#### Records provided:
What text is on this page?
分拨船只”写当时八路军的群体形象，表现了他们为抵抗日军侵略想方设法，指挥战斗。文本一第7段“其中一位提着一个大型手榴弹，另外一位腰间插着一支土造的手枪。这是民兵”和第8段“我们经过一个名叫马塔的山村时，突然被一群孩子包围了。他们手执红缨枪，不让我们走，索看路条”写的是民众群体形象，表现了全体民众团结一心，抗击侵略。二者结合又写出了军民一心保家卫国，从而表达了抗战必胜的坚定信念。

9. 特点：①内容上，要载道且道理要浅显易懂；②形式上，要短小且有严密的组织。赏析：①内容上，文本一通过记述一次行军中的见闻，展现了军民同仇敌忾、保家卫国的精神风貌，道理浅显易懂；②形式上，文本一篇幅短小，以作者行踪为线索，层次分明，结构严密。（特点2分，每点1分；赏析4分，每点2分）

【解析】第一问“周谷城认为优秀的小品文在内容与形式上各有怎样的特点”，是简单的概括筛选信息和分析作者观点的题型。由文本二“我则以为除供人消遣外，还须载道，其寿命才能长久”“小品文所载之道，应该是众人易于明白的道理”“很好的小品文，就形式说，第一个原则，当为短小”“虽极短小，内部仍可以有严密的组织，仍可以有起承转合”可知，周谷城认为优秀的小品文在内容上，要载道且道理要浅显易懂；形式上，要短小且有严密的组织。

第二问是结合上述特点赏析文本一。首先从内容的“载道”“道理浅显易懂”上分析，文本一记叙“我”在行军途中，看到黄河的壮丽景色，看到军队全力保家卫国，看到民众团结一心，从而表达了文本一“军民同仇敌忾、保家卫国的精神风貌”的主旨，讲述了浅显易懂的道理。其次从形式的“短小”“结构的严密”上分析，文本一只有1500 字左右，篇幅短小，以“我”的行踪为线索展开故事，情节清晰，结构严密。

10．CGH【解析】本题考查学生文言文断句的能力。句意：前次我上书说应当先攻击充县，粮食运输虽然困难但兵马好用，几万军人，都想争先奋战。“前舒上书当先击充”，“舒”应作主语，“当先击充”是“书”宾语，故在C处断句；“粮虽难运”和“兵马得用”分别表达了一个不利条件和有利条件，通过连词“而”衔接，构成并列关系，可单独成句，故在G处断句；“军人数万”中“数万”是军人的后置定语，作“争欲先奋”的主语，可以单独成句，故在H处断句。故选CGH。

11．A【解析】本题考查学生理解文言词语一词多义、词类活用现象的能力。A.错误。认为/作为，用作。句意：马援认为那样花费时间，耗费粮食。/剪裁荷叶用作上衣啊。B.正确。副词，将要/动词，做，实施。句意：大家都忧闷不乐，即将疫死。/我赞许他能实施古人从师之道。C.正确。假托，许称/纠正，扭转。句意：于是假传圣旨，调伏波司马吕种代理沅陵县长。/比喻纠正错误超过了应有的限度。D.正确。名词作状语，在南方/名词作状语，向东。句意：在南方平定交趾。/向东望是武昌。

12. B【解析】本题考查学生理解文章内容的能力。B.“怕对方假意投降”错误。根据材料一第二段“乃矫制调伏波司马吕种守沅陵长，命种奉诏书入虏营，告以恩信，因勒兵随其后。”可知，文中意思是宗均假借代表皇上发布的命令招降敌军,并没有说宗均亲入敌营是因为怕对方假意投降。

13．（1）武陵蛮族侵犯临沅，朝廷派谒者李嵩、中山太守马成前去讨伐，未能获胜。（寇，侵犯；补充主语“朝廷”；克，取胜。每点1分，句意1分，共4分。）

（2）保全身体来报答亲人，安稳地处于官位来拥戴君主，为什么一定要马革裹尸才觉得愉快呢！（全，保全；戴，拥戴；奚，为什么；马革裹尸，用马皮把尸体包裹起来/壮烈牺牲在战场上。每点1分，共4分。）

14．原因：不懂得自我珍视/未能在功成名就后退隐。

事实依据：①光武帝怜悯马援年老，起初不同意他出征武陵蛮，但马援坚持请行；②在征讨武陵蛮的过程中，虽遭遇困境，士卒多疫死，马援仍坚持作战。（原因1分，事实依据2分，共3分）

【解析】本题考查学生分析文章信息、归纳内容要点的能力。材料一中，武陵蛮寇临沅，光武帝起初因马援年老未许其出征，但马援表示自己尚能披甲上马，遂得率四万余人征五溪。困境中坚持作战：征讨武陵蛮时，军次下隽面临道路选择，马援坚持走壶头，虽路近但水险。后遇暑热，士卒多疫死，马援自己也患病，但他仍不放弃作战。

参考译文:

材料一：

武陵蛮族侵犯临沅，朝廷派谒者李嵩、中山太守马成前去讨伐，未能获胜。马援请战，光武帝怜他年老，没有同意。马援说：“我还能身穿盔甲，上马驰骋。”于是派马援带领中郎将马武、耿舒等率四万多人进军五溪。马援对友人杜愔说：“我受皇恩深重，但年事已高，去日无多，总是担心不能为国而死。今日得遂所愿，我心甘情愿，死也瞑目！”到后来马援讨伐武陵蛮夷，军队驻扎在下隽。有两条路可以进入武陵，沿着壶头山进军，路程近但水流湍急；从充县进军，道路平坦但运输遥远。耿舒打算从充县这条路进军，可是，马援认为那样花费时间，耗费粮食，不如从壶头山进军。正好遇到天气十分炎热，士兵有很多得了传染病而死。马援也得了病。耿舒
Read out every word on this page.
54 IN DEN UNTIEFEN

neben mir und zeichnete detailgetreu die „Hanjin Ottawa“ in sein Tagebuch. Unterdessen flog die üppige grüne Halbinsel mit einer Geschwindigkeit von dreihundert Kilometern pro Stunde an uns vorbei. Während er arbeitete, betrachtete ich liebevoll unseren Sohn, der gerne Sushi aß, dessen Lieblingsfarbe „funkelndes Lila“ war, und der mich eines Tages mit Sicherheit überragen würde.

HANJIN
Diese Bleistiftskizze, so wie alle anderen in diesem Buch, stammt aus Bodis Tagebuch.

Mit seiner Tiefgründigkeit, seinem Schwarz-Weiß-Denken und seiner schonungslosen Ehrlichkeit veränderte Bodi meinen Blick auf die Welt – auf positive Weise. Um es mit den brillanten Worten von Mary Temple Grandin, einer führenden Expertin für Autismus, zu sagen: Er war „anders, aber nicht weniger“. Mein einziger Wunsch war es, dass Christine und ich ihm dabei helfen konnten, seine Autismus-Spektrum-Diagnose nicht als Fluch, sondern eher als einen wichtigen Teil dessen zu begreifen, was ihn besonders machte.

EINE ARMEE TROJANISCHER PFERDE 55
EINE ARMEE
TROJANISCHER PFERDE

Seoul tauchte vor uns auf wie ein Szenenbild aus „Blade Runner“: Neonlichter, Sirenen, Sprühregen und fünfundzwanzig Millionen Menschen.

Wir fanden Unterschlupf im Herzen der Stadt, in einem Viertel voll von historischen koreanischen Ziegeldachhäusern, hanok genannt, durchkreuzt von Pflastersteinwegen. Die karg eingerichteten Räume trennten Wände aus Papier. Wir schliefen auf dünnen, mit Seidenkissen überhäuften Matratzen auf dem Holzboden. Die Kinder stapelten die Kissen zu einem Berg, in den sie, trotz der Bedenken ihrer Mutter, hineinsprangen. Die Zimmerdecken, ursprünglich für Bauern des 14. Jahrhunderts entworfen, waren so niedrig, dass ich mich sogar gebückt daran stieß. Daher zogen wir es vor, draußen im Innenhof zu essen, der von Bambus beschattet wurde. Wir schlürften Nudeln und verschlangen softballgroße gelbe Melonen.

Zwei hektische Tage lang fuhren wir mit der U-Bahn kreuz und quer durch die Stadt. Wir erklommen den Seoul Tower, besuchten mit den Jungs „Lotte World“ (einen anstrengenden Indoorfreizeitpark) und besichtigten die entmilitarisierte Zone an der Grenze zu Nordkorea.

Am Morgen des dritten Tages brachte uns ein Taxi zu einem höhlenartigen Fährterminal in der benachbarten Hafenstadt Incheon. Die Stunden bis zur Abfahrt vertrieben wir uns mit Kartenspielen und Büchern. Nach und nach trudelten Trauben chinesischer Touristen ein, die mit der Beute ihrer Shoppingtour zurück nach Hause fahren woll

#### Set exercise:
Say the number of lines in the records above that include the string "ihrer", and no more.

#### Solution to the problem:
2